--- BEGIN SUPPLIED MATERIAL ---

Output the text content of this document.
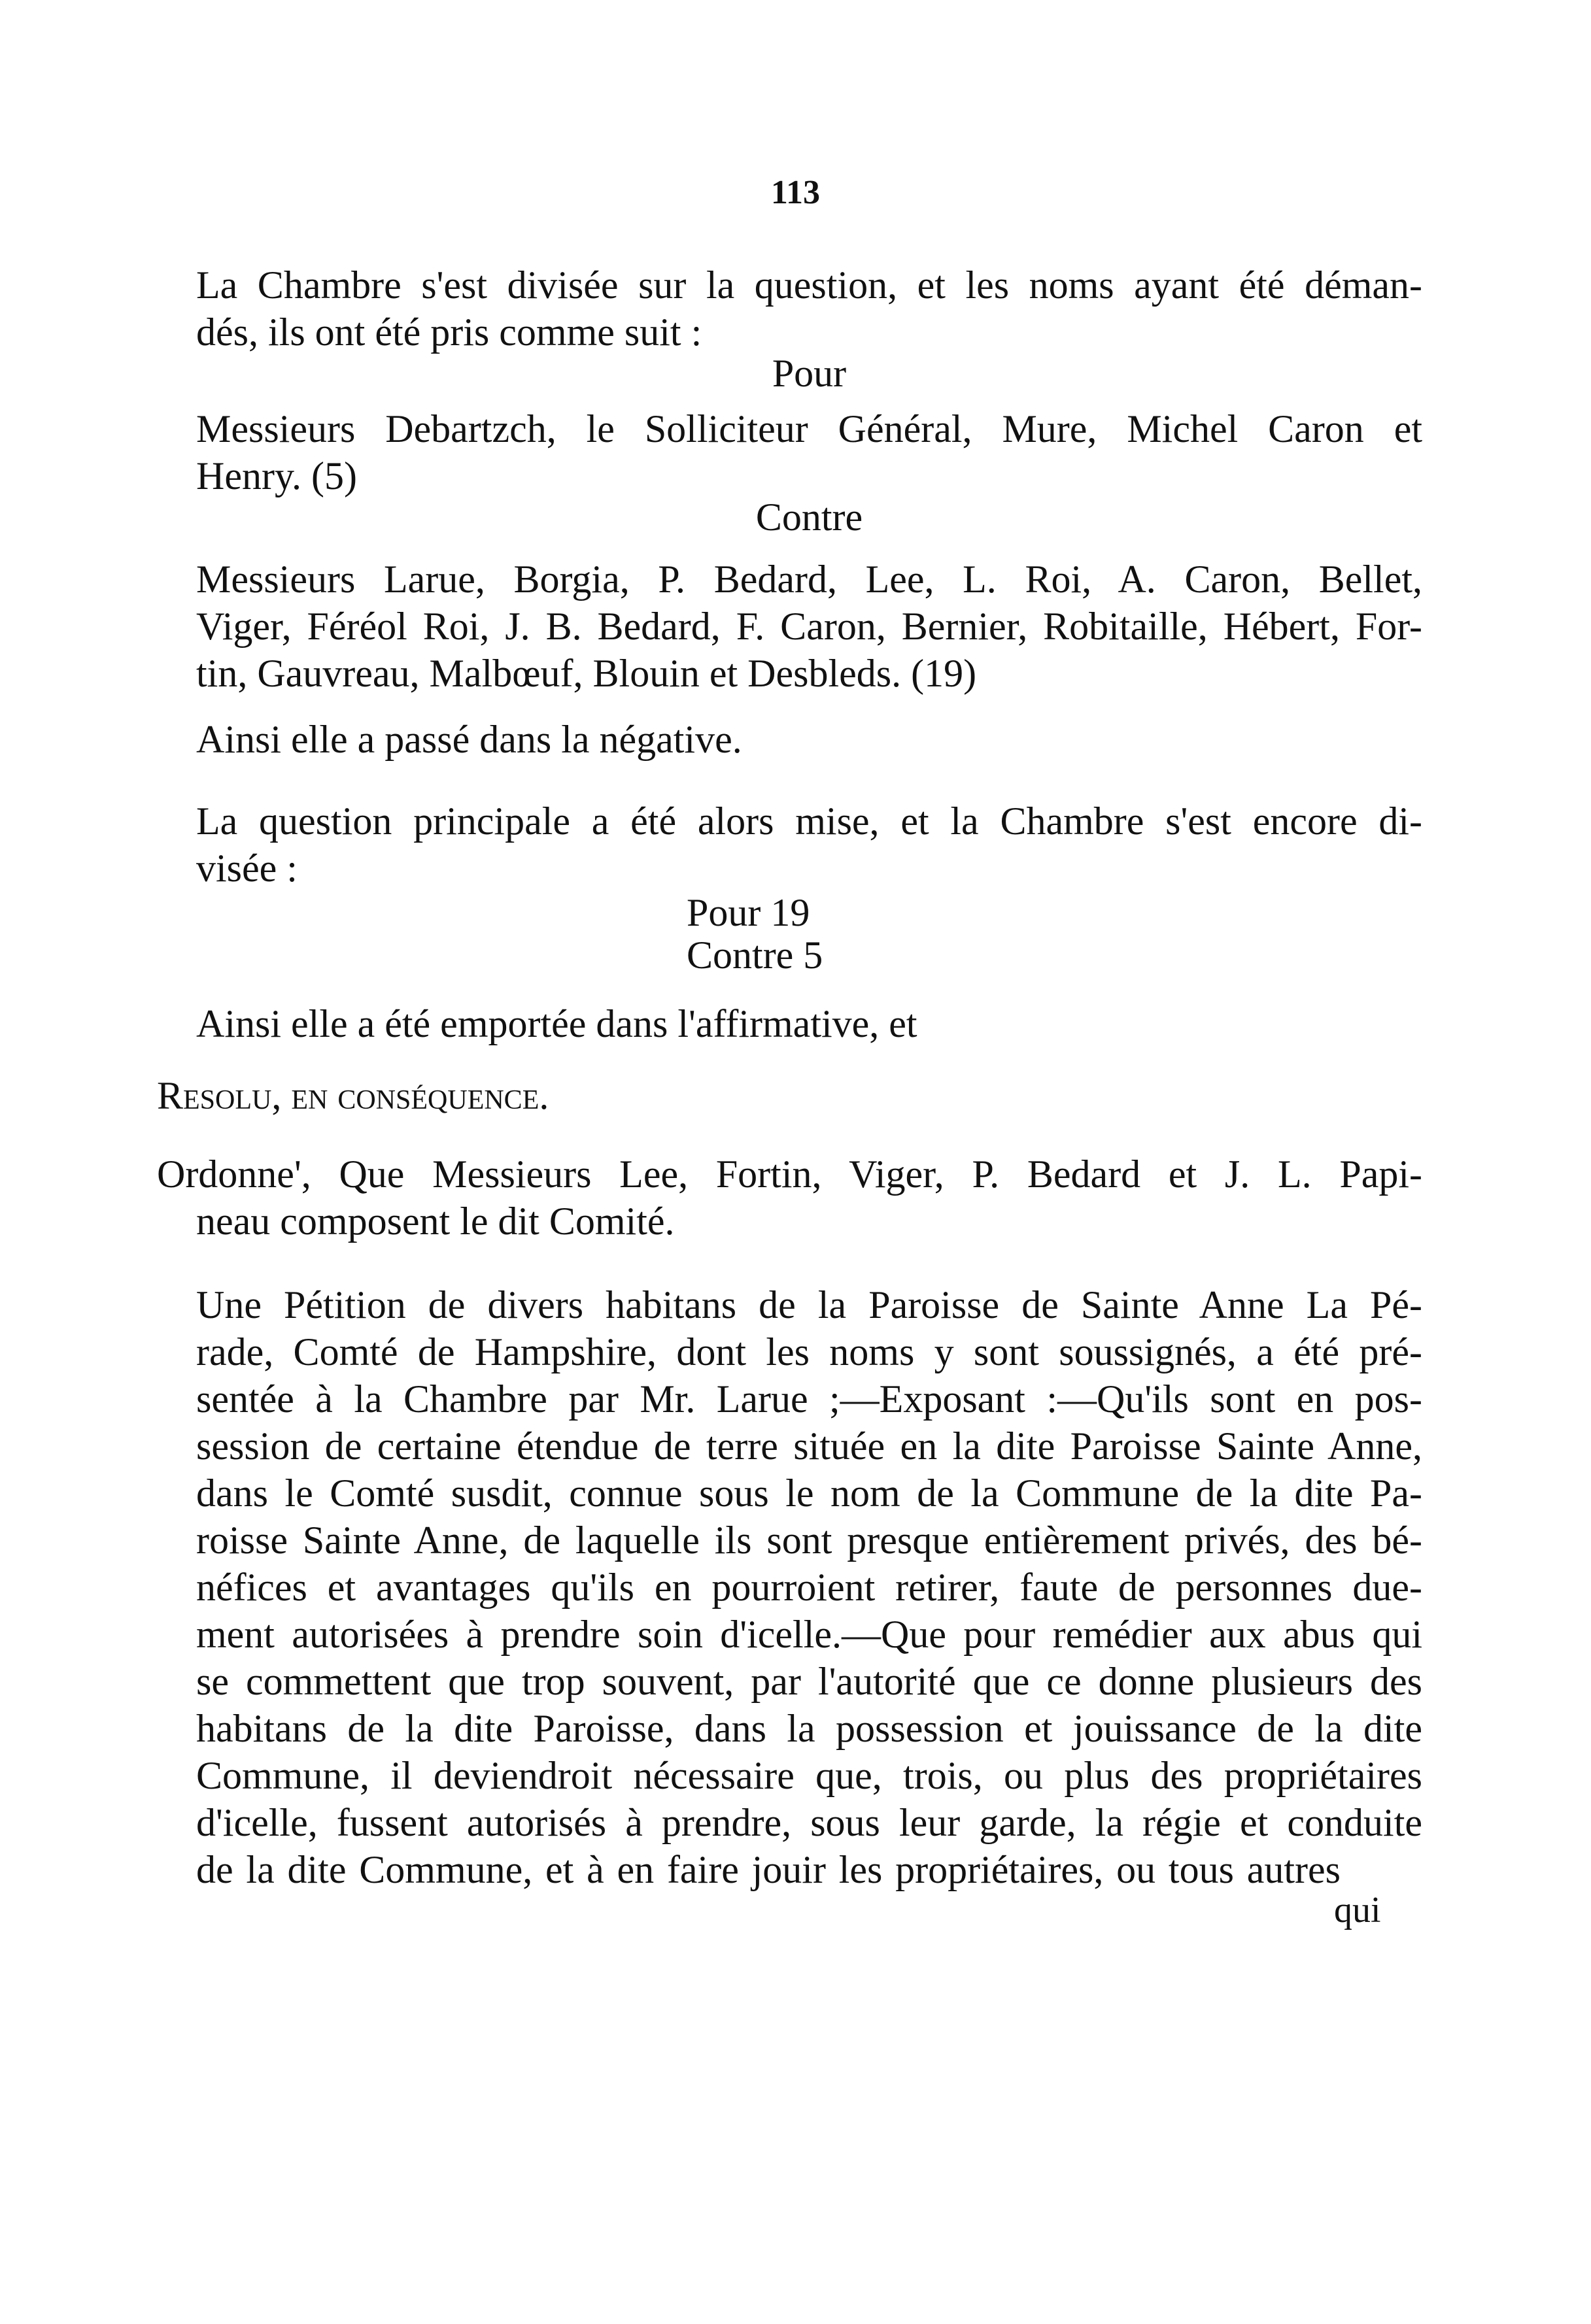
113
La Chambre s'est divisée sur la question, et les noms ayant été déman-
dés, ils ont été pris comme suit :
Pour
Messieurs Debartzch, le Solliciteur Général, Mure, Michel Caron et
Henry. (5)
Contre
Messieurs Larue, Borgia, P. Bedard, Lee, L. Roi, A. Caron, Bellet,
Viger, Féréol Roi, J. B. Bedard, F. Caron, Bernier, Robitaille, Hébert, For-
tin, Gauvreau, Malbœuf, Blouin et Desbleds. (19)
Ainsi elle a passé dans la négative.
La question principale a été alors mise, et la Chambre s'est encore di-
visée :
Pour 19
Contre 5
Ainsi elle a été emportée dans l'affirmative, et
Resolu, en conséquence.
Ordonne', Que Messieurs Lee, Fortin, Viger, P. Bedard et J. L. Papi-
neau composent le dit Comité.
Une Pétition de divers habitans de la Paroisse de Sainte Anne La Pé-
rade, Comté de Hampshire, dont les noms y sont soussignés, a été pré-
sentée à la Chambre par Mr. Larue ;—Exposant :—Qu'ils sont en pos-
session de certaine étendue de terre située en la dite Paroisse Sainte Anne,
dans le Comté susdit, connue sous le nom de la Commune de la dite Pa-
roisse Sainte Anne, de laquelle ils sont presque entièrement privés, des bé-
néfices et avantages qu'ils en pourroient retirer, faute de personnes due-
ment autorisées à prendre soin d'icelle.—Que pour remédier aux abus qui
se commettent que trop souvent, par l'autorité que ce donne plusieurs des
habitans de la dite Paroisse, dans la possession et jouissance de la dite
Commune, il deviendroit nécessaire que, trois, ou plus des propriétaires
d'icelle, fussent autorisés à prendre, sous leur garde, la régie et conduite
de la dite Commune, et à en faire jouir les propriétaires, ou tous autres
qui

--- END SUPPLIED MATERIAL ---

DIRECTIONS FOR THIS TASK: Compute how many lines include the string "Ainsi", then give that number by itself.

EXERCISE SOLUTION: 2